╔══

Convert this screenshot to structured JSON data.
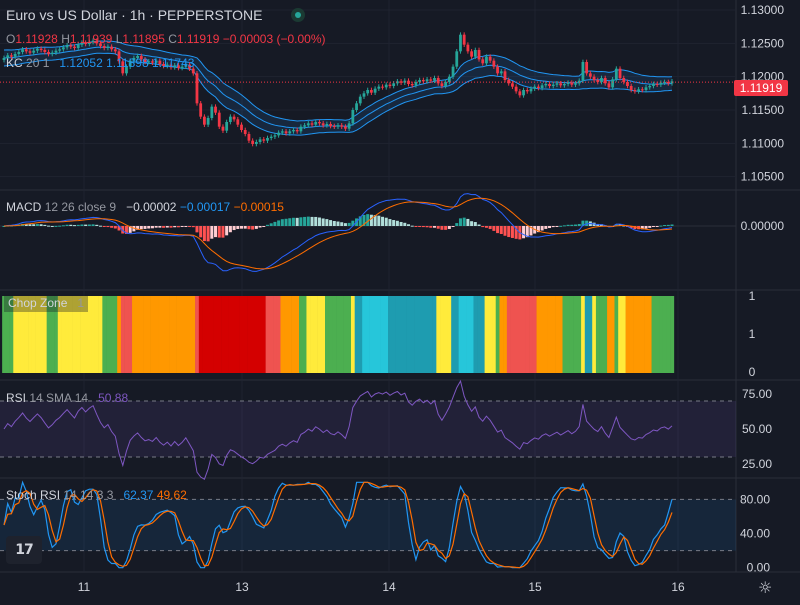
{
  "header": {
    "symbol_title": "Euro vs US Dollar · 1h · PEPPERSTONE",
    "ohlc": {
      "o_label": "O",
      "o": "1.11928",
      "h_label": "H",
      "h": "1.11939",
      "l_label": "L",
      "l": "1.11895",
      "c_label": "C",
      "c": "1.11919",
      "change": "−0.00003 (−0.00%)"
    }
  },
  "kc": {
    "label": "KC",
    "params": "20 1",
    "upper": "1.12052",
    "middle": "1.11898",
    "lower": "1.11743"
  },
  "macd": {
    "label": "MACD",
    "params": "12 26 close 9",
    "hist": "−0.00002",
    "macd": "−0.00017",
    "signal": "−0.00015"
  },
  "chop": {
    "label": "Chop Zone",
    "value": "1"
  },
  "rsi": {
    "label": "RSI",
    "params": "14 SMA 14",
    "value": "50.88"
  },
  "stoch": {
    "label": "Stoch RSI",
    "params": "14 14 3 3",
    "k": "62.37",
    "d": "49.62"
  },
  "price_tag": "1.11919",
  "logo": "17",
  "colors": {
    "up": "#26a69a",
    "down": "#f23645",
    "kc_band": "#2962ff",
    "macd_line": "#2962ff",
    "signal_line": "#ff6d00",
    "rsi_line": "#7e57c2",
    "stoch_k": "#2196f3",
    "stoch_d": "#ff6d00"
  },
  "chart_data": [
    {
      "type": "candlestick",
      "title": "Euro vs US Dollar · 1h · PEPPERSTONE",
      "y_ticks": [
        "1.13000",
        "1.12500",
        "1.12000",
        "1.11500",
        "1.11000",
        "1.10500"
      ],
      "ylim": [
        1.103,
        1.1315
      ],
      "x_ticks": [
        "11",
        "13",
        "14",
        "15",
        "16"
      ],
      "close": [
        1.1228,
        1.1232,
        1.123,
        1.1234,
        1.1237,
        1.1241,
        1.1238,
        1.1236,
        1.1239,
        1.1242,
        1.124,
        1.1237,
        1.1234,
        1.1236,
        1.1239,
        1.1241,
        1.1244,
        1.1247,
        1.1245,
        1.1243,
        1.1248,
        1.1251,
        1.1249,
        1.1252,
        1.1254,
        1.125,
        1.1246,
        1.1243,
        1.1245,
        1.1241,
        1.1238,
        1.1223,
        1.1205,
        1.1215,
        1.1224,
        1.1228,
        1.1231,
        1.1226,
        1.1222,
        1.1223,
        1.1221,
        1.1224,
        1.1219,
        1.1216,
        1.1218,
        1.1214,
        1.1217,
        1.1213,
        1.1215,
        1.1218,
        1.1212,
        1.1205,
        1.116,
        1.114,
        1.1128,
        1.1138,
        1.1155,
        1.1146,
        1.1125,
        1.1119,
        1.1132,
        1.114,
        1.1136,
        1.1128,
        1.112,
        1.1114,
        1.1104,
        1.1099,
        1.1102,
        1.1106,
        1.1104,
        1.1108,
        1.111,
        1.1112,
        1.1116,
        1.1118,
        1.1115,
        1.1118,
        1.112,
        1.1118,
        1.1125,
        1.1127,
        1.113,
        1.1128,
        1.1132,
        1.113,
        1.1127,
        1.1129,
        1.1126,
        1.1125,
        1.1127,
        1.1125,
        1.1122,
        1.113,
        1.115,
        1.116,
        1.117,
        1.1175,
        1.118,
        1.1176,
        1.1182,
        1.1185,
        1.1184,
        1.1188,
        1.1186,
        1.119,
        1.1193,
        1.1191,
        1.1194,
        1.1189,
        1.1187,
        1.1192,
        1.1195,
        1.1193,
        1.1196,
        1.1194,
        1.1198,
        1.119,
        1.1186,
        1.1192,
        1.12,
        1.1215,
        1.1238,
        1.1263,
        1.1248,
        1.1238,
        1.123,
        1.124,
        1.1226,
        1.122,
        1.123,
        1.1224,
        1.1215,
        1.1205,
        1.1208,
        1.1195,
        1.119,
        1.1185,
        1.1178,
        1.1172,
        1.118,
        1.1178,
        1.1182,
        1.1185,
        1.1183,
        1.1187,
        1.1189,
        1.1186,
        1.1188,
        1.119,
        1.1187,
        1.1189,
        1.1191,
        1.1188,
        1.119,
        1.1194,
        1.1222,
        1.1205,
        1.12,
        1.1195,
        1.1192,
        1.1198,
        1.119,
        1.1184,
        1.1196,
        1.1212,
        1.1198,
        1.1192,
        1.1186,
        1.118,
        1.1178,
        1.1181,
        1.118,
        1.1184,
        1.1186,
        1.1189,
        1.1188,
        1.1191,
        1.1192,
        1.119,
        1.1193
      ],
      "overlay": "Keltner Channels (20, 1): upper 1.12052, middle 1.11898, lower 1.11743",
      "last_price": 1.11919
    },
    {
      "type": "bar+line",
      "name": "MACD (12, 26, close, 9)",
      "y_ticks": [
        "0.00000"
      ],
      "values": {
        "histogram": -2e-05,
        "macd": -0.00017,
        "signal": -0.00015
      }
    },
    {
      "type": "bar",
      "name": "Chop Zone",
      "y_ticks": [
        "1",
        "1",
        "0"
      ],
      "value": 1,
      "zone_colors": [
        "#26c6da",
        "#1e9cb0",
        "#ef5350",
        "#d40000",
        "#ffeb3b",
        "#ff9800",
        "#e91e63",
        "#4caf50"
      ]
    },
    {
      "type": "line",
      "name": "RSI (14, SMA 14)",
      "y_ticks": [
        "75.00",
        "50.00",
        "25.00"
      ],
      "ylim": [
        15,
        85
      ],
      "bands": [
        70,
        30
      ],
      "last": 50.88
    },
    {
      "type": "line",
      "name": "Stoch RSI (14, 14, 3, 3)",
      "y_ticks": [
        "80.00",
        "40.00",
        "0.00"
      ],
      "ylim": [
        -5,
        105
      ],
      "bands": [
        80,
        20
      ],
      "k": 62.37,
      "d": 49.62
    }
  ]
}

╚══

• [What you are asked to do]:
Using the listing above, locate the lines that hold "close" and copy each one.

• [Expected answer]:
    "params": "12 26 close 9",
      "close": [
      "name": "MACD (12, 26, close, 9)",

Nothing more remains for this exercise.